■ **Exercise task**
Write the records out again exactly, leaving no images in.

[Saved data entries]
* * * *

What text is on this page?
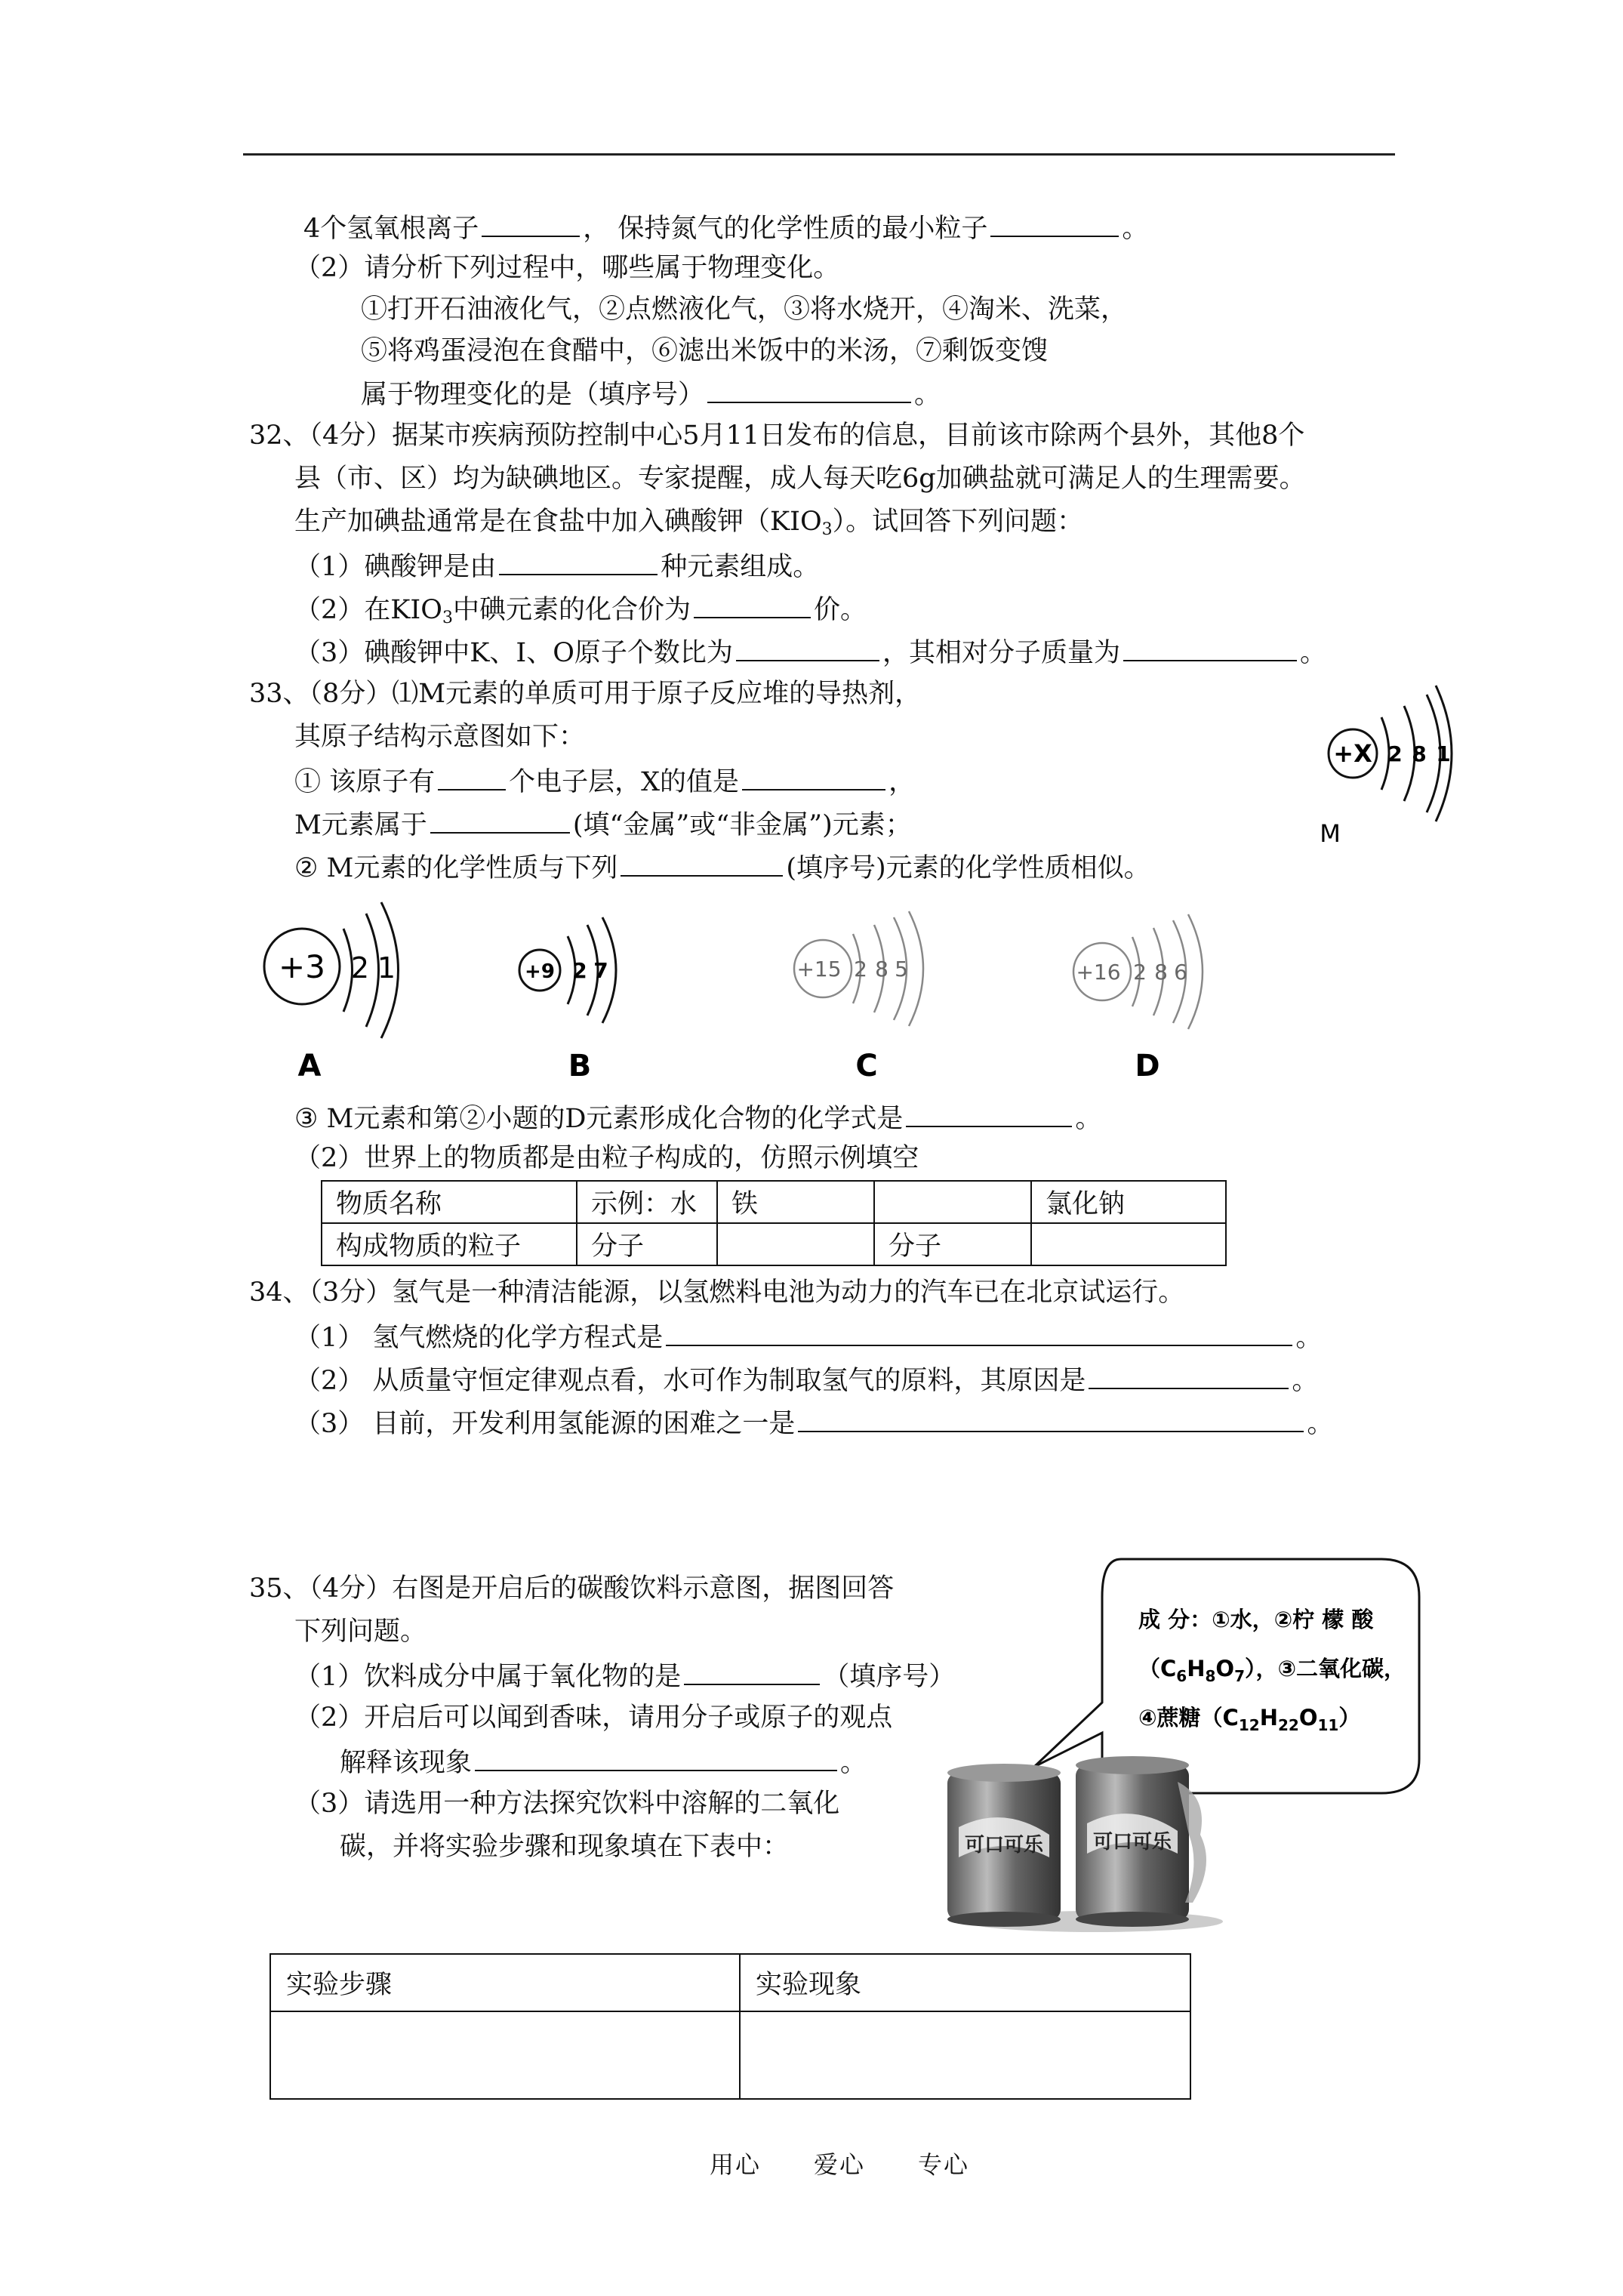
4个氢氧根离子	， 保持氮气的化学性质的最小粒子	。
（2）请分析下列过程中，哪些属于物理变化。
①打开石油液化气，②点燃液化气，③将水烧开，④淘米、洗菜，
⑤将鸡蛋浸泡在食醋中，⑥滤出米饭中的米汤，⑦剩饭变馊
属于物理变化的是（填序号）	。
32、（4分）据某市疾病预防控制中心5月11日发布的信息，目前该市除两个县外，其他8个
县（市、区）均为缺碘地区。专家提醒，成人每天吃6g加碘盐就可满足人的生理需要。
生产加碘盐通常是在食盐中加入碘酸钾$(KIO_3)$。试回答下列问题：
（1）碘酸钾是由	种元素组成。
（2）在$KIO_3$中碘元素的化合价为	价。
（3）碘酸钾中K、I、O原子个数比为	，其相对分子质量为	。
33、（8分）⑴M元素的单质可用于原子反应堆的导热剂，
其原子结构示意图如下：
① 该原子有	个电子层，X的值是	，
M元素属于	(填“金属”或“非金属”)元素；
② M元素的化学性质与下列	(填序号)元素的化学性质相似。
+X 2 8 1
M
+3 2 1
A
+9 2 7
B
+15 2 8 5
C
+16 2 8 6
D
③ M元素和第②小题的D元素形成化合物的化学式是	。
（2）世界上的物质都是由粒子构成的，仿照示例填空
物质名称	示例：水	铁		氯化钠
构成物质的粒子	分子		分子	
34、（3分）氢气是一种清洁能源，以氢燃料电池为动力的汽车已在北京试运行。
（1） 氢气燃烧的化学方程式是	。
（2） 从质量守恒定律观点看，水可作为制取氢气的原料，其原因是	。
（3） 目前，开发利用氢能源的困难之一是	。
35、（4分）右图是开启后的碳酸饮料示意图，据图回答
下列问题。
（1）饮料成分中属于氧化物的是	（填序号）
（2）开启后可以闻到香味，请用分子或原子的观点
解释该现象	。
（3）请选用一种方法探究饮料中溶解的二氧化
碳，并将实验步骤和现象填在下表中：
成 分：①水，②柠 檬 酸
$(C_6H_8O_7)$，③二氧化碳，
④蔗糖$(C_{12}H_{22}O_{11})$
可口可乐	可口可乐
实验步骤	实验现象

用心 爱心 专心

* * * *

■ **Written answer**
What text is on this page?
4个氢氧根离子	， 保持氮气的化学性质的最小粒子	。
（2）请分析下列过程中，哪些属于物理变化。
①打开石油液化气，②点燃液化气，③将水烧开，④淘米、洗菜，
⑤将鸡蛋浸泡在食醋中，⑥滤出米饭中的米汤，⑦剩饭变馊
属于物理变化的是（填序号）	。
32、（4分）据某市疾病预防控制中心5月11日发布的信息，目前该市除两个县外，其他8个
县（市、区）均为缺碘地区。专家提醒，成人每天吃6g加碘盐就可满足人的生理需要。
生产加碘盐通常是在食盐中加入碘酸钾$(KIO_3)$。试回答下列问题：
（1）碘酸钾是由	种元素组成。
（2）在$KIO_3$中碘元素的化合价为	价。
（3）碘酸钾中K、I、O原子个数比为	，其相对分子质量为	。
33、（8分）⑴M元素的单质可用于原子反应堆的导热剂，
其原子结构示意图如下：
① 该原子有	个电子层，X的值是	，
M元素属于	(填“金属”或“非金属”)元素；
② M元素的化学性质与下列	(填序号)元素的化学性质相似。
+X 2 8 1
M
+3 2 1
A
+9 2 7
B
+15 2 8 5
C
+16 2 8 6
D
③ M元素和第②小题的D元素形成化合物的化学式是	。
（2）世界上的物质都是由粒子构成的，仿照示例填空
物质名称	示例：水	铁		氯化钠
构成物质的粒子	分子		分子	
34、（3分）氢气是一种清洁能源，以氢燃料电池为动力的汽车已在北京试运行。
（1） 氢气燃烧的化学方程式是	。
（2） 从质量守恒定律观点看，水可作为制取氢气的原料，其原因是	。
（3） 目前，开发利用氢能源的困难之一是	。
35、（4分）右图是开启后的碳酸饮料示意图，据图回答
下列问题。
（1）饮料成分中属于氧化物的是	（填序号）
（2）开启后可以闻到香味，请用分子或原子的观点
解释该现象	。
（3）请选用一种方法探究饮料中溶解的二氧化
碳，并将实验步骤和现象填在下表中：
成 分：①水，②柠 檬 酸
$(C_6H_8O_7)$，③二氧化碳，
④蔗糖$(C_{12}H_{22}O_{11})$
可口可乐	可口可乐
实验步骤	实验现象

用心 爱心 专心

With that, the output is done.